DIRECTIONS: Can you print the data exactly and leave out each image?
--- start of WORKING DATA ---
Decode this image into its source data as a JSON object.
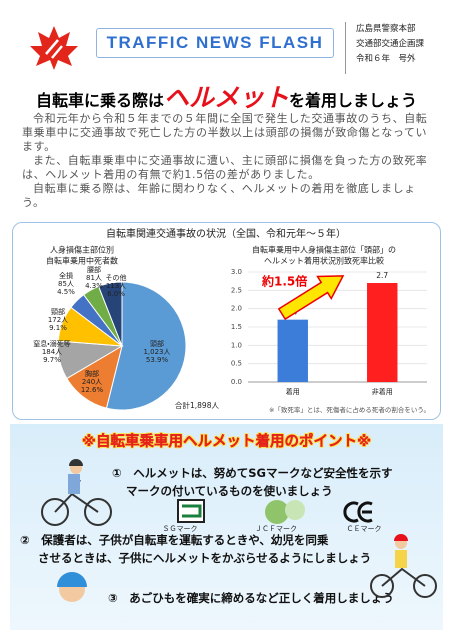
{
  "header": {
    "title": "TRAFFIC NEWS FLASH",
    "org": [
      "広島県警察本部",
      "交通部交通企画課",
      "令和６年　号外"
    ]
  },
  "headline": {
    "before": "自転車に乗る際は",
    "emphasis": "ヘルメット",
    "after": "を着用しましょう"
  },
  "body": [
    "令和元年から令和５年までの５年間に全国で発生した交通事故のうち、自転車乗車中に交通事故で死亡した方の半数以上は頭部の損傷が致命傷となっています。",
    "また、自転車乗車中に交通事故に遭い、主に頭部に損傷を負った方の致死率は、ヘルメット着用の有無で約1.5倍の差がありました。",
    "自転車に乗る際は、年齢に関わりなく、ヘルメットの着用を徹底しましょう。"
  ],
  "chart_box_title": "自転車関連交通事故の状況（全国、令和元年～５年）",
  "chart_data": [
    {
      "type": "pie",
      "title": [
        "人身損傷主部位別",
        "自転車乗用中死者数"
      ],
      "categories": [
        "頭部",
        "胸部",
        "窒息・溺死等",
        "頸部",
        "全損",
        "腰部",
        "その他"
      ],
      "values": [
        1023,
        240,
        184,
        172,
        85,
        81,
        113
      ],
      "value_labels": [
        "1,023人",
        "240人",
        "184人",
        "172人",
        "85人",
        "81人",
        "113人"
      ],
      "percents": [
        53.9,
        12.6,
        9.7,
        9.1,
        4.5,
        4.3,
        6.0
      ],
      "percent_labels": [
        "53.9%",
        "12.6%",
        "9.7%",
        "9.1%",
        "4.5%",
        "4.3%",
        "6.0%"
      ],
      "colors": [
        "#5b9bd5",
        "#ed7d31",
        "#a5a5a5",
        "#ffc000",
        "#4472c4",
        "#70ad47",
        "#264478"
      ],
      "total_label": "合計1,898人"
    },
    {
      "type": "bar",
      "title": [
        "自転車乗用中人身損傷主部位「頭部」の",
        "ヘルメット着用状況別致死率比較"
      ],
      "categories": [
        "着用",
        "非着用"
      ],
      "values": [
        1.7,
        2.7
      ],
      "colors": [
        "#3b7dd8",
        "#ff1f1f"
      ],
      "ylim": [
        0,
        3
      ],
      "yticks": [
        {
          "value": 0,
          "label": "0.0"
        },
        0.5,
        {
          "value": 1,
          "label": "1.0"
        },
        1.5,
        {
          "value": 2,
          "label": "2.0"
        },
        2.5,
        {
          "value": 3,
          "label": "3.0"
        }
      ],
      "grid": true,
      "annotation": "約1.5倍",
      "note": "※「致死率」とは、死傷者に占める死者の割合をいう。"
    }
  ],
  "points": {
    "title": "※自転車乗車用ヘルメット着用のポイント※",
    "items": [
      [
        "①　ヘルメットは、努めてSGマークなど安全性を示す",
        "マークの付いているものを使いましょう"
      ],
      [
        "②　保護者は、子供が自転車を運転するときや、幼児を同乗",
        "させるときは、子供にヘルメットをかぶらせるようにしましょう"
      ],
      [
        "③　あごひもを確実に締めるなど正しく着用しましょう"
      ]
    ],
    "marks": [
      "ＳＧマーク",
      "ＪＣＦマーク",
      "ＣＥマーク"
    ]
  }
}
--- end of WORKING DATA ---
TASK OUTPUT:
Decode this image into its source data as a JSON object.
{
  "header": {
    "title": "TRAFFIC NEWS FLASH",
    "org": [
      "広島県警察本部",
      "交通部交通企画課",
      "令和６年　号外"
    ]
  },
  "headline": {
    "before": "自転車に乗る際は",
    "emphasis": "ヘルメット",
    "after": "を着用しましょう"
  },
  "body": [
    "令和元年から令和５年までの５年間に全国で発生した交通事故のうち、自転車乗車中に交通事故で死亡した方の半数以上は頭部の損傷が致命傷となっています。",
    "また、自転車乗車中に交通事故に遭い、主に頭部に損傷を負った方の致死率は、ヘルメット着用の有無で約1.5倍の差がありました。",
    "自転車に乗る際は、年齢に関わりなく、ヘルメットの着用を徹底しましょう。"
  ],
  "chart_box_title": "自転車関連交通事故の状況（全国、令和元年～５年）",
  "chart_data": [
    {
      "type": "pie",
      "title": [
        "人身損傷主部位別",
        "自転車乗用中死者数"
      ],
      "categories": [
        "頭部",
        "胸部",
        "窒息・溺死等",
        "頸部",
        "全損",
        "腰部",
        "その他"
      ],
      "values": [
        1023,
        240,
        184,
        172,
        85,
        81,
        113
      ],
      "value_labels": [
        "1,023人",
        "240人",
        "184人",
        "172人",
        "85人",
        "81人",
        "113人"
      ],
      "percents": [
        53.9,
        12.6,
        9.7,
        9.1,
        4.5,
        4.3,
        6.0
      ],
      "percent_labels": [
        "53.9%",
        "12.6%",
        "9.7%",
        "9.1%",
        "4.5%",
        "4.3%",
        "6.0%"
      ],
      "colors": [
        "#5b9bd5",
        "#ed7d31",
        "#a5a5a5",
        "#ffc000",
        "#4472c4",
        "#70ad47",
        "#264478"
      ],
      "total_label": "合計1,898人"
    },
    {
      "type": "bar",
      "title": [
        "自転車乗用中人身損傷主部位「頭部」の",
        "ヘルメット着用状況別致死率比較"
      ],
      "categories": [
        "着用",
        "非着用"
      ],
      "values": [
        1.7,
        2.7
      ],
      "colors": [
        "#3b7dd8",
        "#ff1f1f"
      ],
      "ylim": [
        0,
        3
      ],
      "yticks": [
        {
          "value": 0,
          "label": "0.0"
        },
        0.5,
        {
          "value": 1,
          "label": "1.0"
        },
        1.5,
        {
          "value": 2,
          "label": "2.0"
        },
        2.5,
        {
          "value": 3,
          "label": "3.0"
        }
      ],
      "grid": true,
      "annotation": "約1.5倍",
      "note": "※「致死率」とは、死傷者に占める死者の割合をいう。"
    }
  ],
  "points": {
    "title": "※自転車乗車用ヘルメット着用のポイント※",
    "items": [
      [
        "①　ヘルメットは、努めてSGマークなど安全性を示す",
        "マークの付いているものを使いましょう"
      ],
      [
        "②　保護者は、子供が自転車を運転するときや、幼児を同乗",
        "させるときは、子供にヘルメットをかぶらせるようにしましょう"
      ],
      [
        "③　あごひもを確実に締めるなど正しく着用しましょう"
      ]
    ],
    "marks": [
      "ＳＧマーク",
      "ＪＣＦマーク",
      "ＣＥマーク"
    ]
  }
}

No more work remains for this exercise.